__AIM OF THE EXERCISE__
Write out the whole listing word for word.
===== MATERIAL SUPPLIED
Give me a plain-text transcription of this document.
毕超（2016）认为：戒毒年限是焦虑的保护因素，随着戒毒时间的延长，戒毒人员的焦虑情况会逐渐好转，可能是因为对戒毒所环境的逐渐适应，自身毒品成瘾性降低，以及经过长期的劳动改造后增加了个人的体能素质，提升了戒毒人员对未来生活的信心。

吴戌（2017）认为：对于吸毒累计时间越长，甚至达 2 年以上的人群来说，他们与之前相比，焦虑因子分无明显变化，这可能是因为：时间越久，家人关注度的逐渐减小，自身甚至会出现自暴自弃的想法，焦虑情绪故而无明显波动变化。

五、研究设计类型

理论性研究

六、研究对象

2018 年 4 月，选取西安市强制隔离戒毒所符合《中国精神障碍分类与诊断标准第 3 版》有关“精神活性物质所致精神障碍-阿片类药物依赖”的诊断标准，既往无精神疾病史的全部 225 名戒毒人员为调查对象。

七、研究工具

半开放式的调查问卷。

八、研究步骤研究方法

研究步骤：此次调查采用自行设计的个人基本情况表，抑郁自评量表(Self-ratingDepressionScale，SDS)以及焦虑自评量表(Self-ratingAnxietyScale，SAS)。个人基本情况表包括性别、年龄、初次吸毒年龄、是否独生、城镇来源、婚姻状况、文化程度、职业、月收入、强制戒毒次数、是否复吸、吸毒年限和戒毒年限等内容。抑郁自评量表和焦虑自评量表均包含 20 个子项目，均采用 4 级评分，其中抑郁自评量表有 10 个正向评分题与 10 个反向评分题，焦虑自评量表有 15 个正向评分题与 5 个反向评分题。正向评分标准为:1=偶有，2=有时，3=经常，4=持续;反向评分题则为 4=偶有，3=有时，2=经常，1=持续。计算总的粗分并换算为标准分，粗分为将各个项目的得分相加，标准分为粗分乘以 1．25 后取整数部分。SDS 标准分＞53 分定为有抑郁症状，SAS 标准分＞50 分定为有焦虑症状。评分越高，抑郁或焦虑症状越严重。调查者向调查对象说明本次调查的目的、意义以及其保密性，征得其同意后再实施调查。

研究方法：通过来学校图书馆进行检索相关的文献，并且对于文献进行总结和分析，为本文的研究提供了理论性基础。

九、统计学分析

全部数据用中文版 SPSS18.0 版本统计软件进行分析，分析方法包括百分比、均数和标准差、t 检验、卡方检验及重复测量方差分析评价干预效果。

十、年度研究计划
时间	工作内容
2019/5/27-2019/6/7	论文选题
==========
__SOLUTION FOR THIS PROBLEM__
Give me a plain-text transcription of this document.
毕超（2016）认为：戒毒年限是焦虑的保护因素，随着戒毒时间的延长，戒毒人员的焦虑情况会逐渐好转，可能是因为对戒毒所环境的逐渐适应，自身毒品成瘾性降低，以及经过长期的劳动改造后增加了个人的体能素质，提升了戒毒人员对未来生活的信心。

吴戌（2017）认为：对于吸毒累计时间越长，甚至达 2 年以上的人群来说，他们与之前相比，焦虑因子分无明显变化，这可能是因为：时间越久，家人关注度的逐渐减小，自身甚至会出现自暴自弃的想法，焦虑情绪故而无明显波动变化。

五、研究设计类型

理论性研究

六、研究对象

2018 年 4 月，选取西安市强制隔离戒毒所符合《中国精神障碍分类与诊断标准第 3 版》有关“精神活性物质所致精神障碍-阿片类药物依赖”的诊断标准，既往无精神疾病史的全部 225 名戒毒人员为调查对象。

七、研究工具

半开放式的调查问卷。

八、研究步骤研究方法

研究步骤：此次调查采用自行设计的个人基本情况表，抑郁自评量表(Self-ratingDepressionScale，SDS)以及焦虑自评量表(Self-ratingAnxietyScale，SAS)。个人基本情况表包括性别、年龄、初次吸毒年龄、是否独生、城镇来源、婚姻状况、文化程度、职业、月收入、强制戒毒次数、是否复吸、吸毒年限和戒毒年限等内容。抑郁自评量表和焦虑自评量表均包含 20 个子项目，均采用 4 级评分，其中抑郁自评量表有 10 个正向评分题与 10 个反向评分题，焦虑自评量表有 15 个正向评分题与 5 个反向评分题。正向评分标准为:1=偶有，2=有时，3=经常，4=持续;反向评分题则为 4=偶有，3=有时，2=经常，1=持续。计算总的粗分并换算为标准分，粗分为将各个项目的得分相加，标准分为粗分乘以 1．25 后取整数部分。SDS 标准分＞53 分定为有抑郁症状，SAS 标准分＞50 分定为有焦虑症状。评分越高，抑郁或焦虑症状越严重。调查者向调查对象说明本次调查的目的、意义以及其保密性，征得其同意后再实施调查。

研究方法：通过来学校图书馆进行检索相关的文献，并且对于文献进行总结和分析，为本文的研究提供了理论性基础。

九、统计学分析

全部数据用中文版 SPSS18.0 版本统计软件进行分析，分析方法包括百分比、均数和标准差、t 检验、卡方检验及重复测量方差分析评价干预效果。

十、年度研究计划
时间	工作内容
2019/5/27-2019/6/7	论文选题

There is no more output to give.